> WHAT IS NEEDED: Rewrite the material below with every "traffic-type-name" changed to "attack-type-name" and all else unchanged. Leave the pictures out of your answer.

> INFORMATION GIVEN:
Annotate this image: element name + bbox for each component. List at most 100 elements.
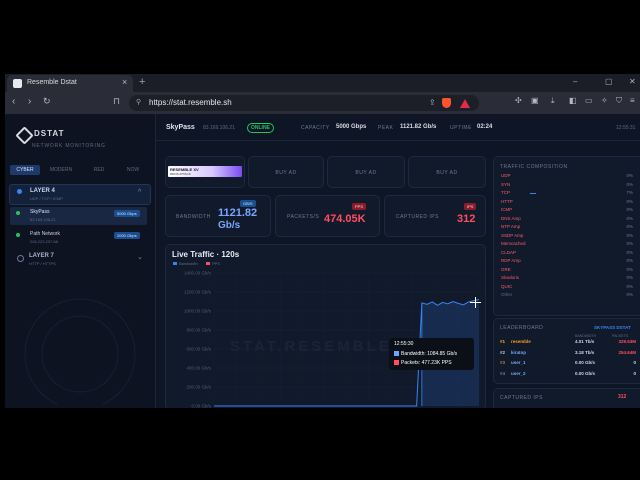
ad-banner[interactable]: RESEMBLE XV DDOS ATTACK bbox=[165, 156, 245, 188]
leaderboard-pk: 329.53M bbox=[618, 339, 636, 344]
dstat-logo-icon bbox=[15, 126, 34, 145]
chevron-down-icon[interactable]: ⌄ bbox=[137, 253, 143, 261]
traffic-type-name: GRE bbox=[501, 266, 511, 272]
tab-close-icon[interactable]: × bbox=[122, 77, 127, 87]
tab-search-icon[interactable]: ▣ bbox=[531, 96, 539, 105]
peak-label: PEAK bbox=[378, 125, 394, 131]
traffic-type-name: Memcached bbox=[501, 241, 526, 246]
bandwidth-unit: Gb/s bbox=[218, 220, 241, 231]
tooltip-packets-swatch bbox=[394, 360, 399, 365]
layer7-icon bbox=[17, 255, 24, 262]
wallet-icon[interactable]: ▭ bbox=[585, 96, 593, 105]
ad-slot-2[interactable]: BUY AD bbox=[327, 156, 405, 188]
site-logo-icon bbox=[13, 79, 22, 88]
address-bar[interactable]: ⚲ https://stat.resemble.sh ⇪ ☆ bbox=[129, 95, 479, 111]
captured-ips-panel: CAPTURED IPS 312 bbox=[493, 388, 640, 408]
theme-tabs: CYBER MODERN RED NOW bbox=[10, 165, 150, 176]
leaderboard-name: kiratop bbox=[511, 349, 527, 355]
tab-red[interactable]: RED bbox=[84, 165, 114, 175]
leaderboard-rank: #3 bbox=[500, 360, 506, 365]
traffic-type-name: NTP Amp bbox=[501, 224, 521, 229]
traffic-type-percent: 0% bbox=[626, 207, 633, 212]
server-name: SkyPass bbox=[166, 124, 195, 131]
extensions-icon[interactable]: ✣ bbox=[515, 96, 522, 105]
brave-rewards-icon[interactable] bbox=[460, 99, 470, 108]
minimize-button[interactable]: – bbox=[573, 77, 577, 86]
layer4-section[interactable]: LAYER 4 UDP / TCP / ICMP ^ bbox=[9, 184, 151, 205]
node-item-skypass[interactable]: SkyPass 83.169.106.21 5000 Gbps bbox=[10, 207, 147, 225]
traffic-chart[interactable]: 1400.00 Gb/s 1200.00 Gb/s 1000.00 Gb/s 800.… bbox=[166, 245, 485, 408]
traffic-type-percent: 0% bbox=[626, 283, 633, 289]
url-text: https://stat.resemble.sh bbox=[149, 98, 232, 107]
node-item-path-network[interactable]: Path Network 206.223.237.88 2000 Gbps bbox=[10, 229, 147, 247]
chevron-up-icon[interactable]: ^ bbox=[138, 189, 141, 196]
reload-icon[interactable]: ↻ bbox=[43, 96, 51, 107]
brand-title: DSTAT bbox=[34, 129, 65, 138]
buy-ad-label: BUY AD bbox=[355, 170, 377, 176]
menu-icon[interactable]: ≡ bbox=[630, 96, 635, 105]
node-capacity-badge: 2000 Gbps bbox=[114, 232, 140, 239]
leaderboard-card: LEADERBOARD SKYPASS DSTAT BANDWIDTH PACK… bbox=[493, 318, 640, 384]
status-badge: ONLINE bbox=[247, 123, 274, 133]
leaderboard-row: #2 kiratop 3.18 Tb/s 254.64M bbox=[500, 350, 636, 359]
y-tick-label: 200.00 Gb/s bbox=[186, 385, 211, 390]
col-packets: PACKETS bbox=[612, 334, 629, 338]
live-traffic-card: Live Traffic · 120s Bandwidth PPS 1400.0… bbox=[165, 244, 486, 408]
layer7-subtitle: HTTP / HTTPS bbox=[29, 261, 56, 266]
sidebar-toggle-icon[interactable]: ◧ bbox=[569, 96, 577, 105]
traffic-type-percent: 0% bbox=[626, 232, 633, 238]
leaderboard-list: #1 resemble 4.01 Tb/s 329.53M #2 kiratop 3.18 … bbox=[500, 339, 636, 381]
vpn-icon[interactable]: ⛉ bbox=[616, 96, 622, 106]
packets-label: PACKETS/S bbox=[287, 214, 320, 220]
site-info-icon[interactable]: ⚲ bbox=[136, 98, 141, 106]
traffic-type-percent: 0% bbox=[626, 266, 633, 272]
tooltip-packets: Packets: 477.23K PPS bbox=[401, 360, 452, 366]
captured-panel-title: CAPTURED IPS bbox=[500, 395, 543, 401]
brand-subtitle: NETWORK MONITORING bbox=[32, 143, 106, 149]
leaderboard-row: #1 resemble 4.01 Tb/s 329.53M bbox=[500, 339, 636, 348]
packets-card: PACKETS/S PPS 474.05K bbox=[275, 195, 380, 237]
traffic-type-percent: 0% bbox=[626, 215, 633, 221]
forward-icon[interactable]: › bbox=[28, 96, 31, 107]
traffic-type-name: UDP bbox=[501, 173, 511, 178]
tab-modern[interactable]: MODERN bbox=[46, 165, 76, 175]
browser-tab[interactable]: Resemble Dstat × bbox=[7, 75, 133, 92]
banner-image: RESEMBLE XV DDOS ATTACK bbox=[168, 166, 242, 177]
traffic-type-percent: 0% bbox=[626, 241, 633, 246]
traffic-type-name: DNS Amp bbox=[501, 215, 521, 221]
ad-slot-3[interactable]: BUY AD bbox=[408, 156, 486, 188]
node-name: Path Network bbox=[30, 231, 61, 237]
traffic-type-percent: 0% bbox=[626, 258, 633, 263]
close-window-button[interactable]: ✕ bbox=[629, 77, 636, 86]
mouse-cursor-icon bbox=[470, 297, 481, 308]
bookmark-icon[interactable]: ⊓ bbox=[113, 96, 120, 107]
tooltip-bandwidth-swatch bbox=[394, 351, 399, 356]
tooltip-time: 12:55:30 bbox=[394, 341, 414, 347]
maximize-button[interactable]: ▢ bbox=[605, 77, 613, 86]
share-icon[interactable]: ⇪ bbox=[429, 98, 436, 107]
tooltip-bandwidth: Bandwidth: 1084.85 Gb/s bbox=[401, 351, 458, 357]
brave-shields-icon[interactable] bbox=[442, 98, 451, 108]
y-tick-label: 400.00 Gb/s bbox=[186, 366, 211, 371]
download-icon[interactable]: ⤓ bbox=[551, 96, 555, 106]
leaderboard-rank: #4 bbox=[500, 370, 506, 376]
traffic-type-name: ICMP bbox=[501, 207, 513, 212]
new-tab-button[interactable]: + bbox=[139, 76, 145, 88]
ai-assistant-icon[interactable]: ✧ bbox=[601, 96, 608, 105]
traffic-type-name: Other bbox=[501, 292, 513, 297]
tab-now[interactable]: NOW bbox=[118, 165, 148, 175]
leaderboard-pk: 0 bbox=[633, 370, 636, 376]
y-tick-label: 1000.00 Gb/s bbox=[184, 309, 212, 314]
node-capacity-badge: 5000 Gbps bbox=[114, 210, 140, 217]
tab-cyber[interactable]: CYBER bbox=[10, 165, 40, 175]
packets-unit-badge: PPS bbox=[352, 203, 367, 210]
traffic-type-percent: 0% bbox=[626, 275, 633, 280]
back-icon[interactable]: ‹ bbox=[12, 96, 15, 107]
layer7-section[interactable]: LAYER 7 HTTP / HTTPS ⌄ bbox=[9, 250, 149, 270]
layer4-subtitle: UDP / TCP / ICMP bbox=[30, 196, 63, 201]
traffic-type-percent: 0% bbox=[626, 181, 633, 187]
bandwidth-unit-badge: GB/S bbox=[240, 200, 256, 207]
traffic-type-name: SYN bbox=[501, 181, 511, 187]
ad-slot-1[interactable]: BUY AD bbox=[248, 156, 324, 188]
traffic-type-percent: 0% bbox=[626, 224, 633, 229]
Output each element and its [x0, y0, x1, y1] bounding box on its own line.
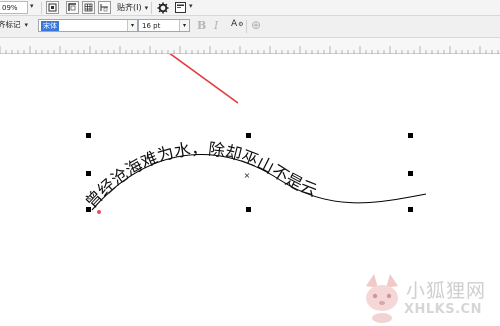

> RESPONSE TO THIS EXERCISE:
Annotate this image: element name + bbox for each component. List at most 100 elements.
ad-banner[interactable]: RESEMBLE XV DDOS ATTACK bbox=[165, 156, 245, 188]
leaderboard-pk: 329.53M bbox=[618, 339, 636, 344]
dstat-logo-icon bbox=[15, 126, 34, 145]
chevron-down-icon[interactable]: ⌄ bbox=[137, 253, 143, 261]
attack-type-name: GRE bbox=[501, 266, 511, 272]
tab-close-icon[interactable]: × bbox=[122, 77, 127, 87]
tab-search-icon[interactable]: ▣ bbox=[531, 96, 539, 105]
peak-label: PEAK bbox=[378, 125, 394, 131]
attack-type-name: Memcached bbox=[501, 241, 526, 246]
bandwidth-unit: Gb/s bbox=[218, 220, 241, 231]
tooltip-packets-swatch bbox=[394, 360, 399, 365]
layer7-icon bbox=[17, 255, 24, 262]
wallet-icon[interactable]: ▭ bbox=[585, 96, 593, 105]
ad-slot-2[interactable]: BUY AD bbox=[327, 156, 405, 188]
site-logo-icon bbox=[13, 79, 22, 88]
address-bar[interactable]: ⚲ https://stat.resemble.sh ⇪ ☆ bbox=[129, 95, 479, 111]
captured-ips-panel: CAPTURED IPS 312 bbox=[493, 388, 640, 408]
theme-tabs: CYBER MODERN RED NOW bbox=[10, 165, 150, 176]
leaderboard-name: kiratop bbox=[511, 349, 527, 355]
tab-red[interactable]: RED bbox=[84, 165, 114, 175]
leaderboard-rank: #3 bbox=[500, 360, 506, 365]
attack-type-name: NTP Amp bbox=[501, 224, 521, 229]
traffic-type-percent: 0% bbox=[626, 207, 633, 212]
server-name: SkyPass bbox=[166, 124, 195, 131]
extensions-icon[interactable]: ✣ bbox=[515, 96, 522, 105]
brave-rewards-icon[interactable] bbox=[460, 99, 470, 108]
minimize-button[interactable]: – bbox=[573, 77, 577, 86]
layer4-section[interactable]: LAYER 4 UDP / TCP / ICMP ^ bbox=[9, 184, 151, 205]
node-item-skypass[interactable]: SkyPass 83.169.106.21 5000 Gbps bbox=[10, 207, 147, 225]
traffic-chart[interactable]: 1400.00 Gb/s 1200.00 Gb/s 1000.00 Gb/s 800.… bbox=[166, 245, 485, 408]
traffic-type-percent: 0% bbox=[626, 283, 633, 289]
url-text: https://stat.resemble.sh bbox=[149, 98, 232, 107]
node-item-path-network[interactable]: Path Network 206.223.237.88 2000 Gbps bbox=[10, 229, 147, 247]
chevron-up-icon[interactable]: ^ bbox=[138, 189, 141, 196]
reload-icon[interactable]: ↻ bbox=[43, 96, 51, 107]
brand-title: DSTAT bbox=[34, 129, 65, 138]
buy-ad-label: BUY AD bbox=[355, 170, 377, 176]
menu-icon[interactable]: ≡ bbox=[630, 96, 635, 105]
node-capacity-badge: 2000 Gbps bbox=[114, 232, 140, 239]
leaderboard-card: LEADERBOARD SKYPASS DSTAT BANDWIDTH PACK… bbox=[493, 318, 640, 384]
status-badge: ONLINE bbox=[247, 123, 274, 133]
leaderboard-row: #2 kiratop 3.18 Tb/s 254.64M bbox=[500, 350, 636, 359]
y-tick-label: 200.00 Gb/s bbox=[186, 385, 211, 390]
col-packets: PACKETS bbox=[612, 334, 629, 338]
live-traffic-card: Live Traffic · 120s Bandwidth PPS 1400.0… bbox=[165, 244, 486, 408]
layer7-subtitle: HTTP / HTTPS bbox=[29, 261, 56, 266]
sidebar-toggle-icon[interactable]: ◧ bbox=[569, 96, 577, 105]
traffic-type-percent: 0% bbox=[626, 232, 633, 238]
leaderboard-list: #1 resemble 4.01 Tb/s 329.53M #2 kiratop 3.18 … bbox=[500, 339, 636, 381]
vpn-icon[interactable]: ⛉ bbox=[616, 96, 622, 106]
packets-label: PACKETS/S bbox=[287, 214, 320, 220]
site-info-icon[interactable]: ⚲ bbox=[136, 98, 141, 106]
traffic-type-percent: 0% bbox=[626, 266, 633, 272]
tooltip-packets: Packets: 477.23K PPS bbox=[401, 360, 452, 366]
captured-panel-title: CAPTURED IPS bbox=[500, 395, 543, 401]
brand-subtitle: NETWORK MONITORING bbox=[32, 143, 106, 149]
leaderboard-row: #1 resemble 4.01 Tb/s 329.53M bbox=[500, 339, 636, 348]
packets-card: PACKETS/S PPS 474.05K bbox=[275, 195, 380, 237]
traffic-type-percent: 0% bbox=[626, 215, 633, 221]
forward-icon[interactable]: › bbox=[28, 96, 31, 107]
attack-type-name: UDP bbox=[501, 173, 511, 178]
tab-modern[interactable]: MODERN bbox=[46, 165, 76, 175]
browser-tab[interactable]: Resemble Dstat × bbox=[7, 75, 133, 92]
banner-image: RESEMBLE XV DDOS ATTACK bbox=[168, 166, 242, 177]
traffic-type-percent: 0% bbox=[626, 241, 633, 246]
attack-type-name: DNS Amp bbox=[501, 215, 521, 221]
ad-slot-3[interactable]: BUY AD bbox=[408, 156, 486, 188]
node-name: Path Network bbox=[30, 231, 61, 237]
traffic-type-percent: 0% bbox=[626, 258, 633, 263]
close-window-button[interactable]: ✕ bbox=[629, 77, 636, 86]
mouse-cursor-icon bbox=[470, 297, 481, 308]
bookmark-icon[interactable]: ⊓ bbox=[113, 96, 120, 107]
tooltip-bandwidth-swatch bbox=[394, 351, 399, 356]
tooltip-time: 12:55:30 bbox=[394, 341, 414, 347]
maximize-button[interactable]: ▢ bbox=[605, 77, 613, 86]
share-icon[interactable]: ⇪ bbox=[429, 98, 436, 107]
tooltip-bandwidth: Bandwidth: 1084.85 Gb/s bbox=[401, 351, 458, 357]
brave-shields-icon[interactable] bbox=[442, 98, 451, 108]
y-tick-label: 400.00 Gb/s bbox=[186, 366, 211, 371]
download-icon[interactable]: ⤓ bbox=[551, 96, 555, 106]
leaderboard-rank: #4 bbox=[500, 370, 506, 376]
attack-type-name: ICMP bbox=[501, 207, 513, 212]
new-tab-button[interactable]: + bbox=[139, 76, 145, 88]
ai-assistant-icon[interactable]: ✧ bbox=[601, 96, 608, 105]
attack-type-name: Other bbox=[501, 292, 513, 297]
tab-now[interactable]: NOW bbox=[118, 165, 148, 175]
leaderboard-pk: 0 bbox=[633, 370, 636, 376]
y-tick-label: 1000.00 Gb/s bbox=[184, 309, 212, 314]
node-capacity-badge: 5000 Gbps bbox=[114, 210, 140, 217]
tab-cyber[interactable]: CYBER bbox=[10, 165, 40, 175]
packets-unit-badge: PPS bbox=[352, 203, 367, 210]
traffic-type-percent: 0% bbox=[626, 275, 633, 280]
back-icon[interactable]: ‹ bbox=[12, 96, 15, 107]
layer7-section[interactable]: LAYER 7 HTTP / HTTPS ⌄ bbox=[9, 250, 149, 270]
layer4-subtitle: UDP / TCP / ICMP bbox=[30, 196, 63, 201]
traffic-type-percent: 0% bbox=[626, 181, 633, 187]
bandwidth-unit-badge: GB/S bbox=[240, 200, 256, 207]
attack-type-name: SYN bbox=[501, 181, 511, 187]
ad-slot-1[interactable]: BUY AD bbox=[248, 156, 324, 188]
traffic-type-percent: 0% bbox=[626, 224, 633, 229]
Output each element and its [x0, y0, x1, y1] bounding box on its own line.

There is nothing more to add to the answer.